▸ **Task brief**
Go over the entries below line by line, copying each one that contains the word "密度约为".
----
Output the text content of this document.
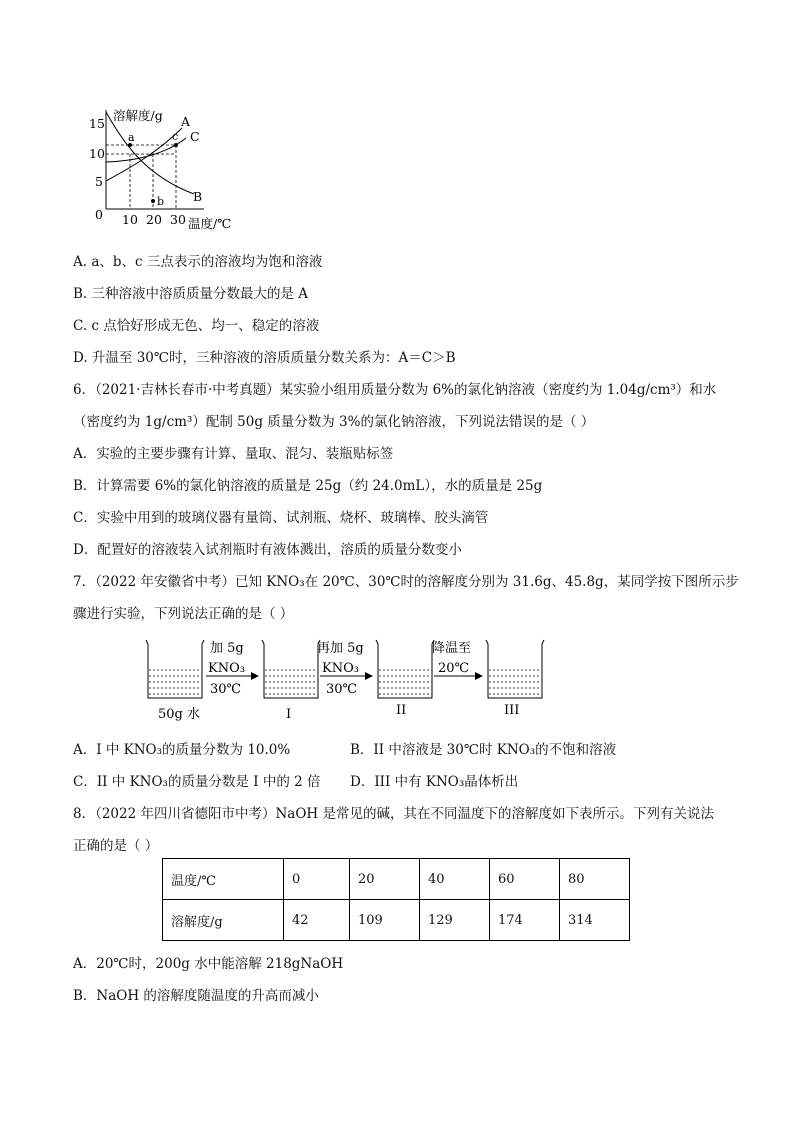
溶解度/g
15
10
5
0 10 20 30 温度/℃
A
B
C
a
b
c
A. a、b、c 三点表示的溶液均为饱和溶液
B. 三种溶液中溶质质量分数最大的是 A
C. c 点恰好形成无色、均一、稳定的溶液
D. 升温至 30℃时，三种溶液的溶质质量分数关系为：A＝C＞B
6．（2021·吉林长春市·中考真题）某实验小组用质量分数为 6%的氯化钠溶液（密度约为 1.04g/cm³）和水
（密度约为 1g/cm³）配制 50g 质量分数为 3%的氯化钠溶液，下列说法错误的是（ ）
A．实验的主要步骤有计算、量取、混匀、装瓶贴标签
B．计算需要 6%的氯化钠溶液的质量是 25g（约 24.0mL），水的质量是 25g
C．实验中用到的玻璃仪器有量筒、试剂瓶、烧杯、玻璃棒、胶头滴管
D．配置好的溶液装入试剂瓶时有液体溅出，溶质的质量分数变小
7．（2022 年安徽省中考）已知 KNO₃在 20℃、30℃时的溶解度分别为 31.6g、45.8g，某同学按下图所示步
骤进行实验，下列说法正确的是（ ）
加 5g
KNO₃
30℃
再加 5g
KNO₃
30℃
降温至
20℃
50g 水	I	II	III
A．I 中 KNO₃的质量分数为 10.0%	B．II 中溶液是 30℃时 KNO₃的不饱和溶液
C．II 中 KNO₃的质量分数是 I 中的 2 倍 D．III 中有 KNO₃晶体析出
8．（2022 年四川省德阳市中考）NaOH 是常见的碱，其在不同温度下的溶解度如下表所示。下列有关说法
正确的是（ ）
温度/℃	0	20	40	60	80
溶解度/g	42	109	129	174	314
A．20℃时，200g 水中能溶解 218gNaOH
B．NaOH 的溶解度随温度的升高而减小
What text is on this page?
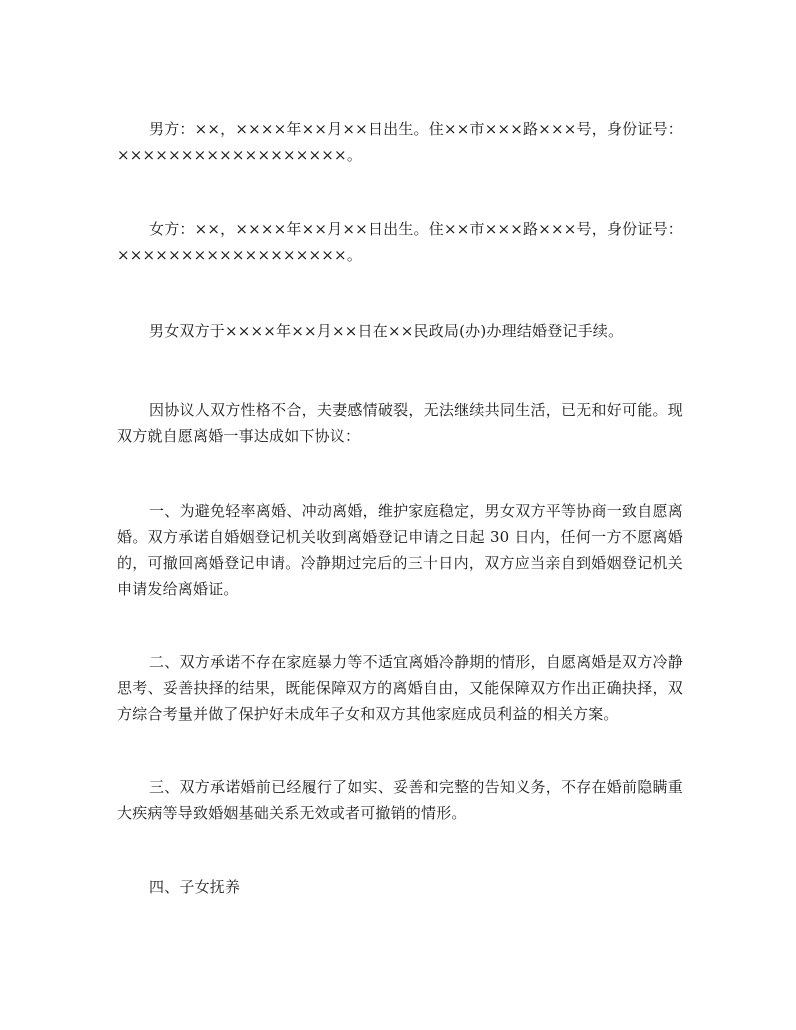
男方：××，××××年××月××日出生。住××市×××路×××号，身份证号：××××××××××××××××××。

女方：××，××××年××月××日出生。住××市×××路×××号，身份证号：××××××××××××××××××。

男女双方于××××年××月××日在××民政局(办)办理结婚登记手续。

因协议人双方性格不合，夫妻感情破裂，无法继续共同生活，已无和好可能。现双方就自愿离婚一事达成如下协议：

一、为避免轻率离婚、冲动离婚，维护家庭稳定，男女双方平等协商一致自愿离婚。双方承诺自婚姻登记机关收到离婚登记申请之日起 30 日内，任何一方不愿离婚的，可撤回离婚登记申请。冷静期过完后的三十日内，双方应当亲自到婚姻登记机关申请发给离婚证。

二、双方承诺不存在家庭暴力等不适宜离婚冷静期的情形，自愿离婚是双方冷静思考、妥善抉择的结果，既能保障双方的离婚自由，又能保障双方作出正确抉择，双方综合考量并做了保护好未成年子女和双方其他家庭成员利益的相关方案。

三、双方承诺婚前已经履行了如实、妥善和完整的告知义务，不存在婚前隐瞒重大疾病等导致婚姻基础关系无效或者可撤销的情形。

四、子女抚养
----
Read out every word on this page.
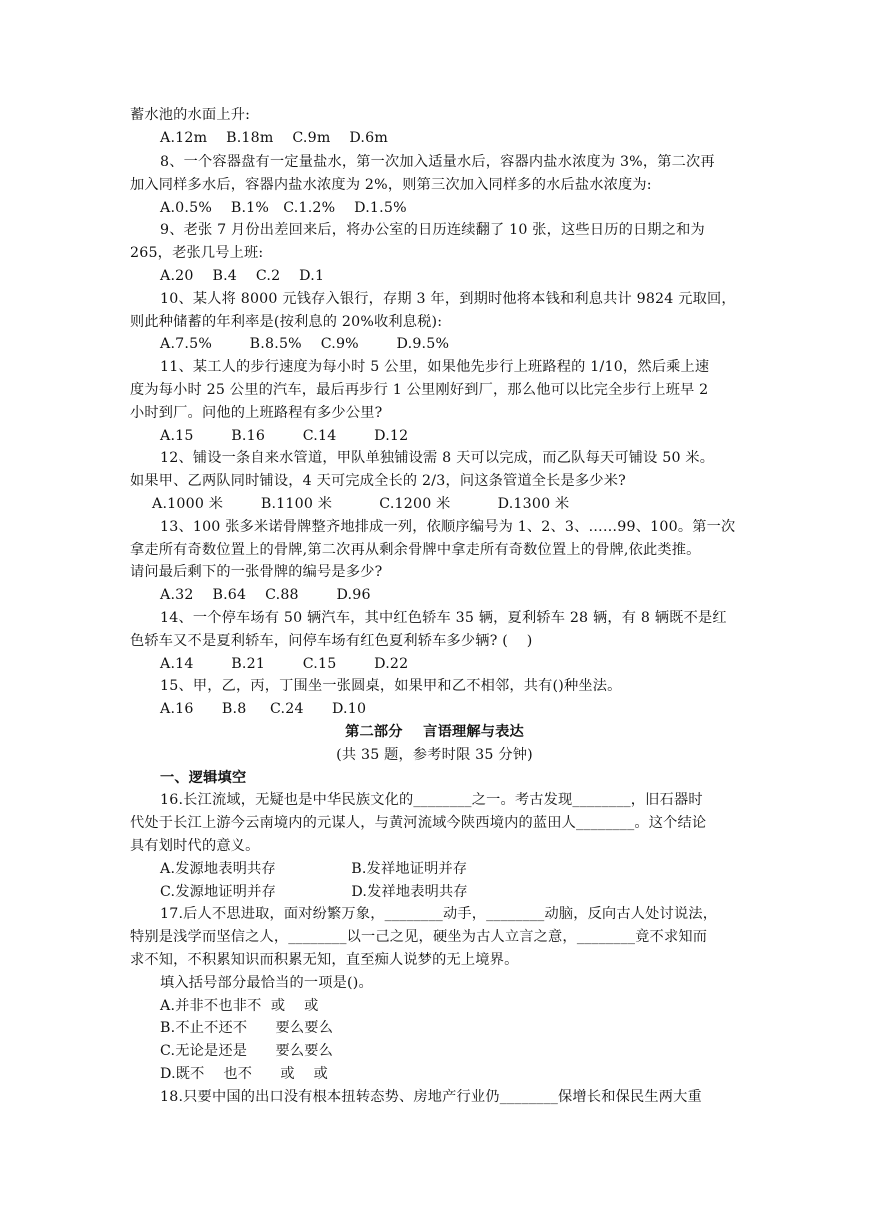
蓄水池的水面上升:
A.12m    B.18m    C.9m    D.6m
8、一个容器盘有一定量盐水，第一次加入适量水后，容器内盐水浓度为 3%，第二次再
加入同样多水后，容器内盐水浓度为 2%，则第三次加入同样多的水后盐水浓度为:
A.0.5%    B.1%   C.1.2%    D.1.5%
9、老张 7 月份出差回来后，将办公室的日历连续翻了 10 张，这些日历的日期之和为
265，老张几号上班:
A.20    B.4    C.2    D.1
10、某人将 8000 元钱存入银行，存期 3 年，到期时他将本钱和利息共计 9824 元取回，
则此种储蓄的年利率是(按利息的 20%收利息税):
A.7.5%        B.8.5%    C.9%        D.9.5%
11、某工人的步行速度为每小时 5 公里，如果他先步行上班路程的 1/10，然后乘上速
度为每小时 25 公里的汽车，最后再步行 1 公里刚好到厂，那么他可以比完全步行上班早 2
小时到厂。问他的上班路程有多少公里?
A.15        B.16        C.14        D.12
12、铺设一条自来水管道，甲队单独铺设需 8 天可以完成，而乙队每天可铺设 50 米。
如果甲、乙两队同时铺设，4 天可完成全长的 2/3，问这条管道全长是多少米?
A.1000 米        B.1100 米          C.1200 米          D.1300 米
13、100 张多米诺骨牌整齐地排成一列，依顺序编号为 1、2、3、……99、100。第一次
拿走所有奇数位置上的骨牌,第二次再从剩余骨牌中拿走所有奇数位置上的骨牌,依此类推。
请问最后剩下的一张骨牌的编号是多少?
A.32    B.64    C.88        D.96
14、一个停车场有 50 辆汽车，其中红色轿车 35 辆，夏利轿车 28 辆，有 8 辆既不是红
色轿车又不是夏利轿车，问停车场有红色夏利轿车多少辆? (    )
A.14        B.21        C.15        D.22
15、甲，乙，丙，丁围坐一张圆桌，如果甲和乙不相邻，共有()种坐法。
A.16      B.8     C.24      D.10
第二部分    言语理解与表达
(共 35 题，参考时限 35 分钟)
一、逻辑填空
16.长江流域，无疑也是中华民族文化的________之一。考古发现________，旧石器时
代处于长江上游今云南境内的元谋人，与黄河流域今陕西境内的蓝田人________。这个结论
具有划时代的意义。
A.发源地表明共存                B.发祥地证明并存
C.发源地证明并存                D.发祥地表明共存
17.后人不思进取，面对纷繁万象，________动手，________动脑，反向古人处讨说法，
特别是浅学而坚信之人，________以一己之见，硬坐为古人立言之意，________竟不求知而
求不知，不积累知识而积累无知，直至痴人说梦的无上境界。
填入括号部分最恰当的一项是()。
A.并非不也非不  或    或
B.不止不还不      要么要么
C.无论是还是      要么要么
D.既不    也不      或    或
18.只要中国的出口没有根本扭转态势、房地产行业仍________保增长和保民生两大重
----
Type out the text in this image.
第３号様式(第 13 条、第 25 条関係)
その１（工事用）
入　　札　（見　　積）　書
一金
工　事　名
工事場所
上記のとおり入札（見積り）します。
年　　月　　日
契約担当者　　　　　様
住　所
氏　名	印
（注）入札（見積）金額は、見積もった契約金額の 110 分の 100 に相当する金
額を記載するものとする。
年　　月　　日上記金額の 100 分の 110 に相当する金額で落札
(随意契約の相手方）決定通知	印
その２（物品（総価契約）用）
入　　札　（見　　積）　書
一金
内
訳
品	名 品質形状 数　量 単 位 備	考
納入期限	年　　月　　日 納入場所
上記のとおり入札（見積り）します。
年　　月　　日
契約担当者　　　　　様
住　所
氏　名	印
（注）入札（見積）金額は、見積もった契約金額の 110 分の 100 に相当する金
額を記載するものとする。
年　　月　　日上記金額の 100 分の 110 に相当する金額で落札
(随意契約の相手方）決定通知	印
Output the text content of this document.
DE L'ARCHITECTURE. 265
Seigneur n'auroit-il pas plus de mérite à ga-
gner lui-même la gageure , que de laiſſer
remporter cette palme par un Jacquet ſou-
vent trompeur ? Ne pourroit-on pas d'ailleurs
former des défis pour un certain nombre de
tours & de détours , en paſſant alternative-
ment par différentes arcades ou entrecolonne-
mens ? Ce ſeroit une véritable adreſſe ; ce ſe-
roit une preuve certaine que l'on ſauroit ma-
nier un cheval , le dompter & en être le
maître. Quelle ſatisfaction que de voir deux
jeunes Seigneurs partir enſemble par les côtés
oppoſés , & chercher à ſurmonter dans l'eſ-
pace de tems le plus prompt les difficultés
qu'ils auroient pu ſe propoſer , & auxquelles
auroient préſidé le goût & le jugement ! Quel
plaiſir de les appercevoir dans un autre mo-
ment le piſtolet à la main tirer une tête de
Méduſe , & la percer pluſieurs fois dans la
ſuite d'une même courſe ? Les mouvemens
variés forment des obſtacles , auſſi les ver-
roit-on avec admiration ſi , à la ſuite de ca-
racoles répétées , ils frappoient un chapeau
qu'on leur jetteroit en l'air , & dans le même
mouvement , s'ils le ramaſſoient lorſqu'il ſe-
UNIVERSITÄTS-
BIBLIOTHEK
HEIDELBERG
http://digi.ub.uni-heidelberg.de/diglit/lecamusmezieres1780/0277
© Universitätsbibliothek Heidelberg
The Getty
----
▸ **Exercise answer**
6．（2021·吉林长春市·中考真题）某实验小组用质量分数为 6%的氯化钠溶液（密度约为 1.04g/cm³）和水
（密度约为 1g/cm³）配制 50g 质量分数为 3%的氯化钠溶液，下列说法错误的是（ ）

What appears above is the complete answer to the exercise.